Check each line of the listing for the string "φορῇ", count the lines that have it, and answer with that number only.

* Saved entries *
--- --- ---

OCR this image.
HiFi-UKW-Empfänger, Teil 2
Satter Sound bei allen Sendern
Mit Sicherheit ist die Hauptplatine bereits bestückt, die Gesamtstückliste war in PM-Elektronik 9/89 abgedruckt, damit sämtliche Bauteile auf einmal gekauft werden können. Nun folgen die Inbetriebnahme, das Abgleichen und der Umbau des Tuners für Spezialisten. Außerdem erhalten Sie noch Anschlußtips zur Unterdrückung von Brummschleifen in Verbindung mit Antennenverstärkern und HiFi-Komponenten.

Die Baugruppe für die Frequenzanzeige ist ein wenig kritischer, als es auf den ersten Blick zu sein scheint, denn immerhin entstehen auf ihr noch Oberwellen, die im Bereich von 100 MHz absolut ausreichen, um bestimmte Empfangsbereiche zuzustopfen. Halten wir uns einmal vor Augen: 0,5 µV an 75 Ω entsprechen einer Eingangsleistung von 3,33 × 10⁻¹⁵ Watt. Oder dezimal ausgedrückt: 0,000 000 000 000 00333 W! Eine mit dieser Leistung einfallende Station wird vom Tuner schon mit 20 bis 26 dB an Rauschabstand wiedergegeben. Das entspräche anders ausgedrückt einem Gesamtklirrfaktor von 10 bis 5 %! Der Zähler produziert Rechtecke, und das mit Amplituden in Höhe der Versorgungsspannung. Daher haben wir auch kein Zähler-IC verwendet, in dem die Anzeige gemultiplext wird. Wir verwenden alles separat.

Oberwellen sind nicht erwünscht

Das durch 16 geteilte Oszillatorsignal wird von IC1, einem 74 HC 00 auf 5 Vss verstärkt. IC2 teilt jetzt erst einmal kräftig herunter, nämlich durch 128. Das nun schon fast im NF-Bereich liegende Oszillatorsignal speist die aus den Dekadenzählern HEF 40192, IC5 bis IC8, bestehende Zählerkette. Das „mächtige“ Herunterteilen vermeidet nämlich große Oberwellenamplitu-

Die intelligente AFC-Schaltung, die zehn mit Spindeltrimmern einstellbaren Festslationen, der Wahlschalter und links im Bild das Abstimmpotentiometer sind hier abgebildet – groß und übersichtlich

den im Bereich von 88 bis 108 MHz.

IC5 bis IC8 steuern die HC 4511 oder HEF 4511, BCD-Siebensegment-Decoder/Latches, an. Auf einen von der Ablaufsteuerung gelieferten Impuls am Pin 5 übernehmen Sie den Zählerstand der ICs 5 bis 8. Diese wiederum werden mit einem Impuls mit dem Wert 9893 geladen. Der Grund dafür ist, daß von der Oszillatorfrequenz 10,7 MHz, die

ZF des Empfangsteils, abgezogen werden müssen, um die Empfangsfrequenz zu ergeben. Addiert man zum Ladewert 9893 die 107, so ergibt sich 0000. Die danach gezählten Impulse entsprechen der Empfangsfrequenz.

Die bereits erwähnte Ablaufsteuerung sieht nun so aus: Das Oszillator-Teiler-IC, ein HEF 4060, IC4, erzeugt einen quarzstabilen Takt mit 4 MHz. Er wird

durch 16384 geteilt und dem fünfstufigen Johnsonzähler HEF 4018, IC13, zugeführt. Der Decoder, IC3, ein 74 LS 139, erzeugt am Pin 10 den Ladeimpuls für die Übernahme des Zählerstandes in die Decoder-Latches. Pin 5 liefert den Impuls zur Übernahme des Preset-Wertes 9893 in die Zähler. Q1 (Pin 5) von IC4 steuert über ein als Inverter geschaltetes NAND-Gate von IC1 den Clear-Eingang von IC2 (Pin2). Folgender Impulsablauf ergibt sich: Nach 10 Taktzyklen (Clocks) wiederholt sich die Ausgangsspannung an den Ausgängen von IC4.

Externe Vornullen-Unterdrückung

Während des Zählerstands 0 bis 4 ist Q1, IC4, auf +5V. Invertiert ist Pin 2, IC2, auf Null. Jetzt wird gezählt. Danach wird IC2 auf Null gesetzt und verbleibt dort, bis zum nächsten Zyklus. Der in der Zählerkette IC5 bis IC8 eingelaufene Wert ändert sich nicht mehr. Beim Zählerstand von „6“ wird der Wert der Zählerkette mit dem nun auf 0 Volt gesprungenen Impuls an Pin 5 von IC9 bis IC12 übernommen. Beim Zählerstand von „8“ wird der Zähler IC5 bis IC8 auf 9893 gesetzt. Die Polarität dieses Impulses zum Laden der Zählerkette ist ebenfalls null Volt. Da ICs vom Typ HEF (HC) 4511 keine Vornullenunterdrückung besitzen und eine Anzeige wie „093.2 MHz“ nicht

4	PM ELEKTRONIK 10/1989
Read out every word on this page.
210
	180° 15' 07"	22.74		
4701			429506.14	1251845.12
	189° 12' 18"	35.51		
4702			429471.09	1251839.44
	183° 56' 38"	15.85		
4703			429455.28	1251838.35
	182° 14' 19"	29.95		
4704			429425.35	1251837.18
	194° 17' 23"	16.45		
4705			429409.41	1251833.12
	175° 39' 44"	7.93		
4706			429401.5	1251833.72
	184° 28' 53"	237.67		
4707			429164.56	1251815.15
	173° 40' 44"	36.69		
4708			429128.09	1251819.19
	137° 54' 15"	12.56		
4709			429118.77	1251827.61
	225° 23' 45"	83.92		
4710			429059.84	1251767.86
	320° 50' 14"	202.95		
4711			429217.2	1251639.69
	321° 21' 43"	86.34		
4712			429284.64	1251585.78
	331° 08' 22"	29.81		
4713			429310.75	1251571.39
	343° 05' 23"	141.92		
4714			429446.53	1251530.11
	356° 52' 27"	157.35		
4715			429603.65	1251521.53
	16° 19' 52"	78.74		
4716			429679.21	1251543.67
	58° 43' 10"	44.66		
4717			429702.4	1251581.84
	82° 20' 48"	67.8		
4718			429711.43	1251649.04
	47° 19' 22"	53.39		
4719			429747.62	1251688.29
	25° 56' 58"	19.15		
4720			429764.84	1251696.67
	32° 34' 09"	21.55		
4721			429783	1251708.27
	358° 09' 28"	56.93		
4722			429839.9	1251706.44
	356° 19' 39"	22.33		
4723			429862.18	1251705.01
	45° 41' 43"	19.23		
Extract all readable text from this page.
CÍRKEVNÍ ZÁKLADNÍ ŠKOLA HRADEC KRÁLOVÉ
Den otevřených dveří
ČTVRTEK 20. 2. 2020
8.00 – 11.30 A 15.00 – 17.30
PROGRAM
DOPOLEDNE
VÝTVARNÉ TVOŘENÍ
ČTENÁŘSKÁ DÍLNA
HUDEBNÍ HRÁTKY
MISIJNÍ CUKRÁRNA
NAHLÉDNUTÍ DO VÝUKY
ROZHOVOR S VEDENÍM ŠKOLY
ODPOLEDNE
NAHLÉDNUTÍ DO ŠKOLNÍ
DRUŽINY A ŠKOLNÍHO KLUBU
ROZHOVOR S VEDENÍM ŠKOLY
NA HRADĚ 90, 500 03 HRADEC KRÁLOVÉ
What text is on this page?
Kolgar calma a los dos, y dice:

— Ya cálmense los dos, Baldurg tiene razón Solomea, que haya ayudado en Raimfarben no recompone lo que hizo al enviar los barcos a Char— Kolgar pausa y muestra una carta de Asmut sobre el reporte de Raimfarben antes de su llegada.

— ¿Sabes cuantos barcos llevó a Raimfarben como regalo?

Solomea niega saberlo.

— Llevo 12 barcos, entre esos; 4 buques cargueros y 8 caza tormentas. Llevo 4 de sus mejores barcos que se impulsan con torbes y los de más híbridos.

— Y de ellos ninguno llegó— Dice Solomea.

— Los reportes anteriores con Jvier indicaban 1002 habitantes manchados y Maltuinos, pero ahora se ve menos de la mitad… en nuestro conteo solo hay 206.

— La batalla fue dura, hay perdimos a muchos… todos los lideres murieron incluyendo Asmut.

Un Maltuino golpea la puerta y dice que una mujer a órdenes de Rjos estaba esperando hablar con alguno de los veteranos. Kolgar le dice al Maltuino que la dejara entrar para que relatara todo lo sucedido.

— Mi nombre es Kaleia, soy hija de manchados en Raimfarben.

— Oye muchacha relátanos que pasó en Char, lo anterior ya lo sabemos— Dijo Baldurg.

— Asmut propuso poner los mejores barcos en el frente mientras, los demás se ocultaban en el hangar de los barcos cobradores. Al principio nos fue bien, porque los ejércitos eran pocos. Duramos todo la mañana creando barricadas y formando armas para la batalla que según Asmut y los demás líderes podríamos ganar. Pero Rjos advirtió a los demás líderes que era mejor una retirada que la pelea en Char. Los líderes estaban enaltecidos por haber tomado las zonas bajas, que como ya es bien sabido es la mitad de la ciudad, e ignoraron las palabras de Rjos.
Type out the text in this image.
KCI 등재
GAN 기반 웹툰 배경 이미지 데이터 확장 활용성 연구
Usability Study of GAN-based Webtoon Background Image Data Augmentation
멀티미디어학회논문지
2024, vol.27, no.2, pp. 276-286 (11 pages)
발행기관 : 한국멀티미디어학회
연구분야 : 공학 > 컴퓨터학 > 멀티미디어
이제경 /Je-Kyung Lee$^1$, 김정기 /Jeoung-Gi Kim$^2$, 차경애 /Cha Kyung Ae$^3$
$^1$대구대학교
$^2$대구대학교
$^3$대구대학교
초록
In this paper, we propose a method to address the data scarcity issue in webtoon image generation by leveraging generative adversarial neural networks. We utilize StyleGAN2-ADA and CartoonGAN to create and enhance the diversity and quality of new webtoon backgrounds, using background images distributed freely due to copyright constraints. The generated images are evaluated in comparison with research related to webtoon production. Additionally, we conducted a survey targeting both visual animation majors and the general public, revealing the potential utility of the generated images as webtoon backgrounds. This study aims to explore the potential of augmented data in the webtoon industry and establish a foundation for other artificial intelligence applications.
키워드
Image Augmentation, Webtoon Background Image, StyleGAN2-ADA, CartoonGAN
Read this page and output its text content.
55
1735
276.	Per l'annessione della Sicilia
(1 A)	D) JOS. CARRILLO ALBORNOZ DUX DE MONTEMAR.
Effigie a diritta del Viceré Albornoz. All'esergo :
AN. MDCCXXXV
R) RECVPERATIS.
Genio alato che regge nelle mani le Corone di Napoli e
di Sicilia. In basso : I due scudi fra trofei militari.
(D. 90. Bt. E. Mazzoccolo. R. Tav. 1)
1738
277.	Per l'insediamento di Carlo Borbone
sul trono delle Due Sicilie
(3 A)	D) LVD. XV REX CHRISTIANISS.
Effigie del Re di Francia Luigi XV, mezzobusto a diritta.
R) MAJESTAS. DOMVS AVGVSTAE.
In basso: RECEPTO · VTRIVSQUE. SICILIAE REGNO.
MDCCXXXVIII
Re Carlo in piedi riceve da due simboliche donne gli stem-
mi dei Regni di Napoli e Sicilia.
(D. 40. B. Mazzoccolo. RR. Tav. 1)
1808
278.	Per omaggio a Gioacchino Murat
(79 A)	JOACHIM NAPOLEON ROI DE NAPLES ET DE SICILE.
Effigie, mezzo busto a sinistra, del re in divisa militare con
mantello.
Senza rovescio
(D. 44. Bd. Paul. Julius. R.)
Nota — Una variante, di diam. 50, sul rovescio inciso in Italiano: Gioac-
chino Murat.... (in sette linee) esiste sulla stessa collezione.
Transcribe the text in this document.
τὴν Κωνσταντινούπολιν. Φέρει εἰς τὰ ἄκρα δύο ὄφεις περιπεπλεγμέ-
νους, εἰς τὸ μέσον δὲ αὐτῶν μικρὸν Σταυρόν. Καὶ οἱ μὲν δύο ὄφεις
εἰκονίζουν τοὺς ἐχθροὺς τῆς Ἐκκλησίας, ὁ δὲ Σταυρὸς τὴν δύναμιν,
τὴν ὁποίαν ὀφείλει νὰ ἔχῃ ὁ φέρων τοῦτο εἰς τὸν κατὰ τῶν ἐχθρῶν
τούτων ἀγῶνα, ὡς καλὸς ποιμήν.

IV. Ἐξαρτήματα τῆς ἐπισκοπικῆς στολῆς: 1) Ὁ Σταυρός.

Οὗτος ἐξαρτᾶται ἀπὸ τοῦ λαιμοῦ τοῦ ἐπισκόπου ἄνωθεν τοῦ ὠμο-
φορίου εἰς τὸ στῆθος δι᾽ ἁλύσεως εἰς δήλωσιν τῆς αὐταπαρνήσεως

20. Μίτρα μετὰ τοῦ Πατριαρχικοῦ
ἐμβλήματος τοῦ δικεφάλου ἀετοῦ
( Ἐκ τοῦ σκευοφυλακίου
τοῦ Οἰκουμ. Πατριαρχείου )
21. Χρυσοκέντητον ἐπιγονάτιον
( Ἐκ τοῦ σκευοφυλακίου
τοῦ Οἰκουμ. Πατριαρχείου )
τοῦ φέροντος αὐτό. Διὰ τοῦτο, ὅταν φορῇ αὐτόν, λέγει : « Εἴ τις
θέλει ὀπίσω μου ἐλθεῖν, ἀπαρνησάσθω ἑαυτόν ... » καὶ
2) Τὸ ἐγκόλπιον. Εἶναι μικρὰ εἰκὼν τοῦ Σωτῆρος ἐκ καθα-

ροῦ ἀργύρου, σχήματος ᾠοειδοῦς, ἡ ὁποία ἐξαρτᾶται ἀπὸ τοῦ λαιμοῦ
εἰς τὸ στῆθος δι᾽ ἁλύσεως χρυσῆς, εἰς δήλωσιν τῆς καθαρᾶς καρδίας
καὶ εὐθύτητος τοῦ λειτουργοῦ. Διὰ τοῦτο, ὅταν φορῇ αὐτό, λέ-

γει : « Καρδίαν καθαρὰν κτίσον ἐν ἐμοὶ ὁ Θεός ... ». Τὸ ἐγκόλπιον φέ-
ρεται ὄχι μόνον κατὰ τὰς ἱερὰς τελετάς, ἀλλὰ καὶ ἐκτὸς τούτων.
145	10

--- --- ---

* SOLVED PROBLEM *
2